**TO DO**
Revise every one of the records below by substituting "coordinates" for "bounding boxes" and leaving all other text as it stands. Omit the pictures from your answer.

---------- DATA ENTRIES ----------

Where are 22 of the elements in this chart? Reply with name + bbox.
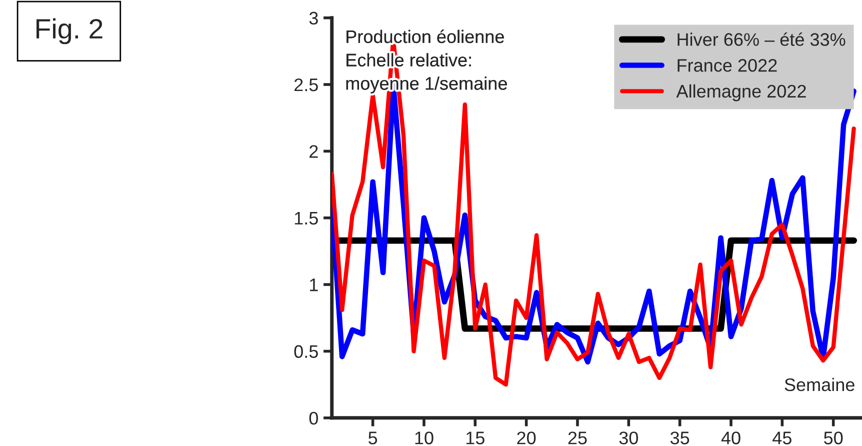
x-tick-label: 10 <box>415 432 434 444</box>
x-tick-label: 50 <box>824 432 843 444</box>
y-tick-label: 0.5 <box>294 345 318 358</box>
legend-label: Allemagne 2022 <box>676 84 806 102</box>
y-tick-label: 3 <box>309 12 318 25</box>
x-tick-label: 45 <box>772 432 792 444</box>
y-tick-label: 0 <box>309 412 318 425</box>
caption: Fig. 2 <box>36 18 102 44</box>
x-tick-label: 15 <box>466 432 484 444</box>
x-tick-label: 5 <box>368 432 378 444</box>
x-tick-label: 30 <box>619 432 638 444</box>
x-tick-label: 40 <box>721 432 740 444</box>
y-tick-label: 2 <box>310 145 318 158</box>
x-tick-label: 35 <box>670 432 690 444</box>
legend-label: Hiver 66% – été 33% <box>678 32 846 46</box>
x-tick-label: 20 <box>517 432 536 444</box>
legend-label: France 2022 <box>678 59 777 72</box>
y-tick-label: 1.5 <box>294 212 318 225</box>
x-tick-label: 25 <box>568 432 587 444</box>
y-tick-label: 2.5 <box>294 78 318 92</box>
x-axis-title: Semaine <box>784 378 854 392</box>
y-tick-label: 1 <box>310 278 318 292</box>
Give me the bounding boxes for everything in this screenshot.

----------

**THE REPLY**
Where are 22 of the elements in this chart? Reply with name + bbox.
x-tick-label: 10 <box>415 432 434 444</box>
x-tick-label: 50 <box>824 432 843 444</box>
y-tick-label: 0.5 <box>294 345 318 358</box>
legend-label: Allemagne 2022 <box>676 84 806 102</box>
y-tick-label: 3 <box>309 12 318 25</box>
x-tick-label: 45 <box>772 432 792 444</box>
y-tick-label: 0 <box>309 412 318 425</box>
caption: Fig. 2 <box>36 18 102 44</box>
x-tick-label: 15 <box>466 432 484 444</box>
x-tick-label: 5 <box>368 432 378 444</box>
x-tick-label: 30 <box>619 432 638 444</box>
x-tick-label: 40 <box>721 432 740 444</box>
y-tick-label: 2 <box>310 145 318 158</box>
x-tick-label: 35 <box>670 432 690 444</box>
legend-label: Hiver 66% – été 33% <box>678 32 846 46</box>
x-tick-label: 20 <box>517 432 536 444</box>
legend-label: France 2022 <box>678 59 777 72</box>
y-tick-label: 1.5 <box>294 212 318 225</box>
x-tick-label: 25 <box>568 432 587 444</box>
y-tick-label: 2.5 <box>294 78 318 92</box>
x-axis-title: Semaine <box>784 378 854 392</box>
y-tick-label: 1 <box>310 278 318 292</box>
Give me the coordinates for everything in this screenshot.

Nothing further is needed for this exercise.